[Records]
Start

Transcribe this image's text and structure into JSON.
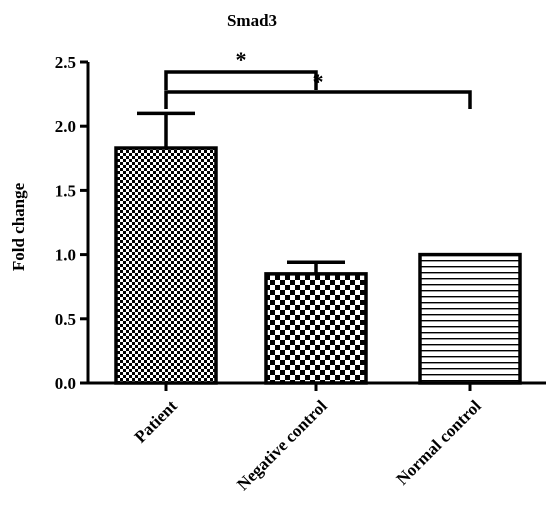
{
  "chart_data": {
    "type": "bar",
    "title": "Smad3",
    "xlabel": "",
    "ylabel": "Fold change",
    "ylim": [
      0,
      2.5
    ],
    "yticks": [
      "0.0",
      "0.5",
      "1.0",
      "1.5",
      "2.0",
      "2.5"
    ],
    "grid": false,
    "categories": [
      "Patient",
      "Negative control",
      "Normal control"
    ],
    "values": [
      1.83,
      0.85,
      1.0
    ],
    "errors": [
      0.27,
      0.09,
      0.0
    ],
    "bar_patterns": [
      "fine-checker",
      "coarse-checker",
      "horizontal-lines"
    ],
    "significance": [
      {
        "from": "Patient",
        "to": "Negative control",
        "label": "*"
      },
      {
        "from": "Patient",
        "to": "Normal control",
        "label": "*"
      }
    ]
  }
}
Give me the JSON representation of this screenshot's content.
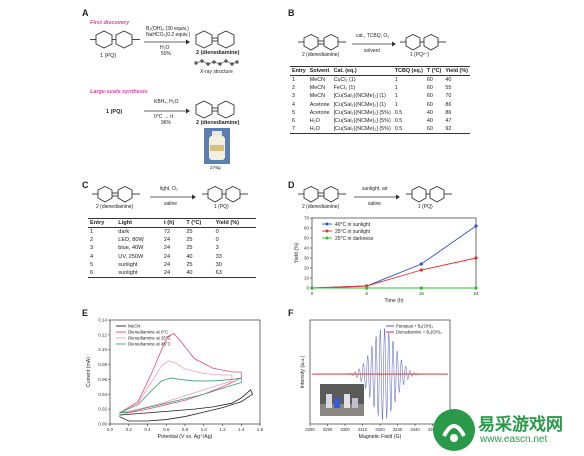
{
  "panels": {
    "A": {
      "label": "A",
      "first_discovery": "First discovery",
      "reagents1": "B₂(OH)₄ (30 equiv.)",
      "reagents2": "NaHCO₃(0.2 equiv.)",
      "solvent": "H₂O",
      "yield": "50%",
      "product_label": "2 (dienediamine)",
      "xray": "X-ray structure",
      "reactant_label": "1 (PQ)",
      "large_scale": "Large-scale synthesis",
      "reactant2": "1 (PQ)",
      "reag_large1": "KBH₄, H₂O",
      "reag_large2": "0°C → rt",
      "yield2": "96%",
      "product2": "2 (dienediamine)",
      "mass": "276g"
    },
    "B": {
      "label": "B",
      "reactant": "2 (dienediamine)",
      "cond1": "cat., TCBQ, O₂",
      "cond2": "solvent",
      "product": "1 (PQ²⁺)",
      "headers": [
        "Entry",
        "Solvent",
        "Cat. (eq.)",
        "TCBQ (eq.)",
        "T (°C)",
        "Yield (%)"
      ],
      "rows": [
        [
          "1",
          "MeCN",
          "CuCl₂ (1)",
          "1",
          "60",
          "40"
        ],
        [
          "2",
          "MeCN",
          "FeCl₃ (1)",
          "1",
          "60",
          "55"
        ],
        [
          "3",
          "MeCN",
          "[Cu(Sal₂)(NCMe)₂] (1)",
          "1",
          "60",
          "70"
        ],
        [
          "4",
          "Acetone",
          "[Cu(Sal₂)(NCMe)₂] (1)",
          "1",
          "60",
          "86"
        ],
        [
          "5",
          "Acetone",
          "[Cu(Sal₂)(NCMe)₂] (5%)",
          "0.5",
          "40",
          "86"
        ],
        [
          "6",
          "H₂O",
          "[Cu(Sal₂)(NCMe)₂] (5%)",
          "0.5",
          "40",
          "47"
        ],
        [
          "7",
          "H₂O",
          "[Cu(Sal₂)(NCMe)₂] (5%)",
          "0.5",
          "60",
          "92"
        ]
      ]
    },
    "C": {
      "label": "C",
      "reactant": "2 (dienediamine)",
      "cond1": "light, O₂",
      "cond2": "saline",
      "product": "1 (PQ)",
      "headers": [
        "Entry",
        "Light",
        "t (h)",
        "T (°C)",
        "Yield (%)"
      ],
      "rows": [
        [
          "1",
          "dark",
          "72",
          "25",
          "0"
        ],
        [
          "2",
          "LED, 80W",
          "24",
          "25",
          "0"
        ],
        [
          "3",
          "blue, 40W",
          "24",
          "25",
          "3"
        ],
        [
          "4",
          "UV, 250W",
          "24",
          "40",
          "33"
        ],
        [
          "5",
          "sunlight",
          "24",
          "25",
          "30"
        ],
        [
          "6",
          "sunlight",
          "24",
          "40",
          "63"
        ]
      ]
    },
    "D": {
      "label": "D",
      "reactant": "2 (dienediamine)",
      "cond1": "sunlight, air",
      "cond2": "saline",
      "product": "1 (PQ)"
    },
    "E": {
      "label": "E"
    },
    "F": {
      "label": "F"
    }
  },
  "chart_data": [
    {
      "id": "D",
      "type": "line",
      "xlabel": "Time (h)",
      "ylabel": "Yield (%)",
      "xlim": [
        0,
        24
      ],
      "ylim": [
        0,
        70
      ],
      "xticks": [
        0,
        8,
        16,
        24
      ],
      "yticks": [
        0,
        10,
        20,
        30,
        40,
        50,
        60,
        70
      ],
      "legend_position": "top-left",
      "series": [
        {
          "name": "40°C in sunlight",
          "color": "#3050d0",
          "x": [
            0,
            8,
            16,
            24
          ],
          "y": [
            0,
            2,
            24,
            62
          ]
        },
        {
          "name": "25°C in sunlight",
          "color": "#e03030",
          "x": [
            0,
            8,
            16,
            24
          ],
          "y": [
            0,
            2,
            18,
            30
          ]
        },
        {
          "name": "25°C in darkness",
          "color": "#30c030",
          "x": [
            0,
            8,
            16,
            24
          ],
          "y": [
            0,
            0,
            0,
            0
          ]
        }
      ]
    },
    {
      "id": "E",
      "type": "line",
      "xlabel": "Potential (V vs. Ag⁺/Ag)",
      "ylabel": "Current (mA)",
      "xlim": [
        0.0,
        1.6
      ],
      "ylim": [
        0.0,
        0.14
      ],
      "xticks": [
        0.0,
        0.2,
        0.4,
        0.6,
        0.8,
        1.0,
        1.2,
        1.4,
        1.6
      ],
      "yticks": [
        0.0,
        0.02,
        0.04,
        0.06,
        0.08,
        0.1,
        0.12,
        0.14
      ],
      "xticklabels": [
        "0.0",
        "0.2",
        "0.4",
        "0.6",
        "0.8",
        "1.0",
        "1.2",
        "1.4",
        "1.6"
      ],
      "yticklabels": [
        "0.00",
        "0.02",
        "0.04",
        "0.06",
        "0.08",
        "0.10",
        "0.12",
        "0.14"
      ],
      "legend_position": "top-left",
      "series": [
        {
          "name": "MeCN",
          "color": "#222222",
          "x": [
            0.1,
            0.3,
            0.5,
            0.7,
            0.9,
            1.1,
            1.3,
            1.4,
            1.5,
            1.52,
            1.4,
            1.2,
            1.0,
            0.8,
            0.6,
            0.4,
            0.2,
            0.1
          ],
          "y": [
            0.012,
            0.014,
            0.016,
            0.018,
            0.02,
            0.023,
            0.028,
            0.035,
            0.046,
            0.04,
            0.03,
            0.022,
            0.016,
            0.01,
            0.006,
            0.004,
            0.004,
            0.01
          ]
        },
        {
          "name": "Dienediamine at 0°C",
          "color": "#e84a8a",
          "x": [
            0.1,
            0.3,
            0.45,
            0.55,
            0.62,
            0.68,
            0.75,
            0.9,
            1.1,
            1.3,
            1.4,
            1.4,
            1.2,
            1.0,
            0.8,
            0.6,
            0.4,
            0.2,
            0.1
          ],
          "y": [
            0.015,
            0.03,
            0.07,
            0.1,
            0.118,
            0.122,
            0.112,
            0.088,
            0.075,
            0.07,
            0.07,
            0.062,
            0.05,
            0.04,
            0.032,
            0.026,
            0.02,
            0.015,
            0.015
          ]
        },
        {
          "name": "Dienediamine at 25°C",
          "color": "#f0a0b8",
          "x": [
            0.1,
            0.3,
            0.45,
            0.55,
            0.62,
            0.7,
            0.8,
            1.0,
            1.2,
            1.3,
            1.3,
            1.1,
            0.9,
            0.7,
            0.5,
            0.3,
            0.1
          ],
          "y": [
            0.015,
            0.028,
            0.058,
            0.078,
            0.085,
            0.082,
            0.074,
            0.068,
            0.066,
            0.066,
            0.058,
            0.05,
            0.042,
            0.034,
            0.026,
            0.02,
            0.015
          ]
        },
        {
          "name": "Dienediamine at 45°C",
          "color": "#40a070",
          "x": [
            0.1,
            0.3,
            0.45,
            0.55,
            0.65,
            0.75,
            0.9,
            1.1,
            1.3,
            1.4,
            1.4,
            1.2,
            1.0,
            0.8,
            0.6,
            0.4,
            0.2,
            0.1
          ],
          "y": [
            0.015,
            0.026,
            0.046,
            0.058,
            0.062,
            0.06,
            0.058,
            0.058,
            0.06,
            0.062,
            0.056,
            0.048,
            0.04,
            0.034,
            0.028,
            0.022,
            0.016,
            0.015
          ]
        }
      ]
    },
    {
      "id": "F",
      "type": "line",
      "xlabel": "Magnetic Field (G)",
      "ylabel": "Intensity (a.u.)",
      "xlim": [
        3280,
        3360
      ],
      "xticks": [
        3280,
        3290,
        3300,
        3310,
        3320,
        3330,
        3340,
        3350,
        3360
      ],
      "legend_position": "top-right",
      "series": [
        {
          "name": "Paraquat + B₂(OH)₄",
          "color": "#3a4ac0",
          "center": 3322,
          "width": 24,
          "amplitude": 1.0
        },
        {
          "name": "Dienediamine + B₂(OH)₄",
          "color": "#d02020",
          "center": 3322,
          "width": 0,
          "amplitude": 0.0
        }
      ]
    }
  ],
  "watermark": {
    "brand": "易采游戏网",
    "url": "www.eascn.net",
    "color": "#2a9a4a"
  }
}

End

WRITTEN INSTRUCTION. Search the listing for the word "name" and return each line that holds it.

RESULT FOR THIS TASK.
          "name": "40°C in sunlight",
          "name": "25°C in sunlight",
          "name": "25°C in darkness",
          "name": "MeCN",
          "name": "Dienediamine at 0°C",
          "name": "Dienediamine at 25°C",
          "name": "Dienediamine at 45°C",
          "name": "Paraquat + B₂(OH)₄",
          "name": "Dienediamine + B₂(OH)₄",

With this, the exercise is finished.